**DESCRIPTION OF THE TASK**
Only the number is wanted: how many lines contain "Time"?

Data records
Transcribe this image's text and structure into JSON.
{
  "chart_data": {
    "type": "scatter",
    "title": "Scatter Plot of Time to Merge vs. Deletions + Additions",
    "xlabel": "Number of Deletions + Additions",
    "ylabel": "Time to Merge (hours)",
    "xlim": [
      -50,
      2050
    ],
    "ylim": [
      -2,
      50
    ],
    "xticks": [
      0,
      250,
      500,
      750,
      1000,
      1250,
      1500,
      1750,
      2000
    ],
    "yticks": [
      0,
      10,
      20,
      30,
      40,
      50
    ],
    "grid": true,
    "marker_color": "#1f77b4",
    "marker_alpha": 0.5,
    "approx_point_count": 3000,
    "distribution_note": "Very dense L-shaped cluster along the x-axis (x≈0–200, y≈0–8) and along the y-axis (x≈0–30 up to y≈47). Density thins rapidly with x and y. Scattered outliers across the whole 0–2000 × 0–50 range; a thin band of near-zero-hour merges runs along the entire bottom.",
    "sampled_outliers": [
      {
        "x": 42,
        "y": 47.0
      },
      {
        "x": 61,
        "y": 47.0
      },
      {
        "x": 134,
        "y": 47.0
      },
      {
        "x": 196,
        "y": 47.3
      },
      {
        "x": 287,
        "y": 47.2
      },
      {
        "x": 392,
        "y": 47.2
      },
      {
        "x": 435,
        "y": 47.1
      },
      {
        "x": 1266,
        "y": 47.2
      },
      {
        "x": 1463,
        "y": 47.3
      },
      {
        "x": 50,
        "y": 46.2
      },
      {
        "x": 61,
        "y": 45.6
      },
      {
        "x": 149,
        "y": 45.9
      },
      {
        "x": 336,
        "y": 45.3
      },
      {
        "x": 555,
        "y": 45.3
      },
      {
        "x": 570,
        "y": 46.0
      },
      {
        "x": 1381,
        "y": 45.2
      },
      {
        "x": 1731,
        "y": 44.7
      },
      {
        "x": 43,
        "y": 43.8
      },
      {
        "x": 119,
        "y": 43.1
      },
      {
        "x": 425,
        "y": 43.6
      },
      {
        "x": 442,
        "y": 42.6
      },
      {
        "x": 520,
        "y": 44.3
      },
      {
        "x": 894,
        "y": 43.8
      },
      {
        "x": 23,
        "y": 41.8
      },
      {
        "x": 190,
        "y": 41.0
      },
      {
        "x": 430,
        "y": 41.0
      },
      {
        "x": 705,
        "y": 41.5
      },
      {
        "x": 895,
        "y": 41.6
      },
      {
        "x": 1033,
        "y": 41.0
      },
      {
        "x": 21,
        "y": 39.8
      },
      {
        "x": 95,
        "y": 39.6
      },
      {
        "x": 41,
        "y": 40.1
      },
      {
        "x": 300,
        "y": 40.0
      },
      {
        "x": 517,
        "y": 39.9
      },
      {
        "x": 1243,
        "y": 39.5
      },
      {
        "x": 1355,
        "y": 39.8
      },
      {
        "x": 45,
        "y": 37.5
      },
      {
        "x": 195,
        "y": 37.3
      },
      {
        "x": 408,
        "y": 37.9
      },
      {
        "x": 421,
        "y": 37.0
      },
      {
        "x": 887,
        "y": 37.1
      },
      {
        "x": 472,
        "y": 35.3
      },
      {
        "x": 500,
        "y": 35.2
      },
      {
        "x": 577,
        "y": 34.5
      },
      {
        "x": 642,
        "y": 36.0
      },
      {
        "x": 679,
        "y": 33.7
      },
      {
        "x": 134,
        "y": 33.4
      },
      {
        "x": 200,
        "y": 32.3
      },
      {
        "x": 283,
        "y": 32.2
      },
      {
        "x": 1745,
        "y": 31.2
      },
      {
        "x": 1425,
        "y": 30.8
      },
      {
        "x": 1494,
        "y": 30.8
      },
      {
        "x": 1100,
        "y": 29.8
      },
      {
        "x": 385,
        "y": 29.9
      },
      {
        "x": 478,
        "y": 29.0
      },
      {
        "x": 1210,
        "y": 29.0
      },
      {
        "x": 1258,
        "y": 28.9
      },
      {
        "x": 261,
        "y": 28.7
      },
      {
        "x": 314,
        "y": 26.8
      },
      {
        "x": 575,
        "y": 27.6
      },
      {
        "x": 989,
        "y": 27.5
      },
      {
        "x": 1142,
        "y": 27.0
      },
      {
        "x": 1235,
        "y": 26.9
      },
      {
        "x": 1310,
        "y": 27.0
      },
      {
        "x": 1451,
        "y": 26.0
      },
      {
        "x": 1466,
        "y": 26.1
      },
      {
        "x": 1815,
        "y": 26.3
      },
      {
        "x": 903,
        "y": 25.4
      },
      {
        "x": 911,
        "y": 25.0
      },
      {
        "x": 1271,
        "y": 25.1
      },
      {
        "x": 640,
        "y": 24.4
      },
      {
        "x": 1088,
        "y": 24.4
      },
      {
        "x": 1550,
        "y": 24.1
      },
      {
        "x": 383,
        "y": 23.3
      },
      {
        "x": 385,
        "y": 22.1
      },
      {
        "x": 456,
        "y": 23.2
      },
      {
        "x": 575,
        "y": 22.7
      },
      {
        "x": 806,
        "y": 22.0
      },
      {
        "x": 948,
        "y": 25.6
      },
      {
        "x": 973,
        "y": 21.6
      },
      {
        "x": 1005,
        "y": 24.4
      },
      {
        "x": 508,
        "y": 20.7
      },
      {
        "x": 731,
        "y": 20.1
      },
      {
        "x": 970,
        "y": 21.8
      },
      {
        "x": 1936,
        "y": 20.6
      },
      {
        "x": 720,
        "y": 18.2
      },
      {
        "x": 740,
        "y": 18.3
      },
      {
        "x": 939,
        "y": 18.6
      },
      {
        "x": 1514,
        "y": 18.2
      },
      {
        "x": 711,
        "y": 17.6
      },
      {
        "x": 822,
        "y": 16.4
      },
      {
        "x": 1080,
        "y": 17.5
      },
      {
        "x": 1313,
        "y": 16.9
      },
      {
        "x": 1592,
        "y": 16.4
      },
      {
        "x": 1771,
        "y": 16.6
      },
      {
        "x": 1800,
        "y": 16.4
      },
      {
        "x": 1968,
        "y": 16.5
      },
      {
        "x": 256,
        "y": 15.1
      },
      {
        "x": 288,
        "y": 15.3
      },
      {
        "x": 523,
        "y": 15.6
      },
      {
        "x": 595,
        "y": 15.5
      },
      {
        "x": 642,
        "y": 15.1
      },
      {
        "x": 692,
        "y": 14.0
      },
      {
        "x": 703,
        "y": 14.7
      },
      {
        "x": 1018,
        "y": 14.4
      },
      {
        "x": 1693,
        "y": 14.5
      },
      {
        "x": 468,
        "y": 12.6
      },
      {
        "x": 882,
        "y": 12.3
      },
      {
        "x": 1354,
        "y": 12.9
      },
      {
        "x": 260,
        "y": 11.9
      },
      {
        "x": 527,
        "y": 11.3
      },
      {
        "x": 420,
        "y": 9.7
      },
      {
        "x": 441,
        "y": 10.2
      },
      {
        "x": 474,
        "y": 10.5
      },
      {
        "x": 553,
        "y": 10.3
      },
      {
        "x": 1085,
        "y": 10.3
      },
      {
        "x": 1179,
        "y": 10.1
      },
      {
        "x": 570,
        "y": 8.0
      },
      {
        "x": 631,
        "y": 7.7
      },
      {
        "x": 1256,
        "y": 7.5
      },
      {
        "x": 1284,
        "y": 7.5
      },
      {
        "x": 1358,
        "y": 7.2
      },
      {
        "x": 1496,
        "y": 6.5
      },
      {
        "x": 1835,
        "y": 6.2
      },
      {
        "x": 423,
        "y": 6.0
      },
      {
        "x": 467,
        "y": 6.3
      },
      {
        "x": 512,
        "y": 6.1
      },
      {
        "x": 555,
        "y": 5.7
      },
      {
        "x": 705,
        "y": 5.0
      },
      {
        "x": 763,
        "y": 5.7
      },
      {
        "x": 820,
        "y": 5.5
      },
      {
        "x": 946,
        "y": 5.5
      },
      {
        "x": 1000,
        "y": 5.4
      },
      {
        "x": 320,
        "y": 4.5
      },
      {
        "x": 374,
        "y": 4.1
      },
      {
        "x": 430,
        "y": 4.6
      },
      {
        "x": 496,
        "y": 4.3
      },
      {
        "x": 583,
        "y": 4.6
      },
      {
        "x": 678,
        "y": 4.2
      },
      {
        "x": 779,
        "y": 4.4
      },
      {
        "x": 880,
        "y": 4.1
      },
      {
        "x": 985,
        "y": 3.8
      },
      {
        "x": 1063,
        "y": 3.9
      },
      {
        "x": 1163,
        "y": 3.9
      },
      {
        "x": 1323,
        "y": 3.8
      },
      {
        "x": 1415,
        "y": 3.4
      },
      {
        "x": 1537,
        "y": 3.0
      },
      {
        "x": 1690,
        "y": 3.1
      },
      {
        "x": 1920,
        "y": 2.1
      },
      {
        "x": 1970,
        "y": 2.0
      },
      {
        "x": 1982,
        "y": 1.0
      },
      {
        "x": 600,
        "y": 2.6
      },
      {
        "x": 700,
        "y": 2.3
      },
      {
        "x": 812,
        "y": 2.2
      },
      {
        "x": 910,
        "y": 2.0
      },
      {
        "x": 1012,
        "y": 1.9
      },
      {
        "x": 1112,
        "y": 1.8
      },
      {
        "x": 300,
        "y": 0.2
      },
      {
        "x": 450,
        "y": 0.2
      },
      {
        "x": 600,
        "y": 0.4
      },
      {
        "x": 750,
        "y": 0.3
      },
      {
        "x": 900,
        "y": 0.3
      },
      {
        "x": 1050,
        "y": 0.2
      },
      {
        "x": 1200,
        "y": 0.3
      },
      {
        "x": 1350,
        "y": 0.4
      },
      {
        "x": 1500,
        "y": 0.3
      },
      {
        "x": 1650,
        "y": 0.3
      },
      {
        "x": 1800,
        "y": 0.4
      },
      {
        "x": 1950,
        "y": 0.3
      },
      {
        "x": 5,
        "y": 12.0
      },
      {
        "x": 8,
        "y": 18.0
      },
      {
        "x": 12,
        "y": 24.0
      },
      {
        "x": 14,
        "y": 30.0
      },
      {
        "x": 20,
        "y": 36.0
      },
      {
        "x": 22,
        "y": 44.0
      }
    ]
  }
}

**ANSWER FOR THIS EXERCISE**
2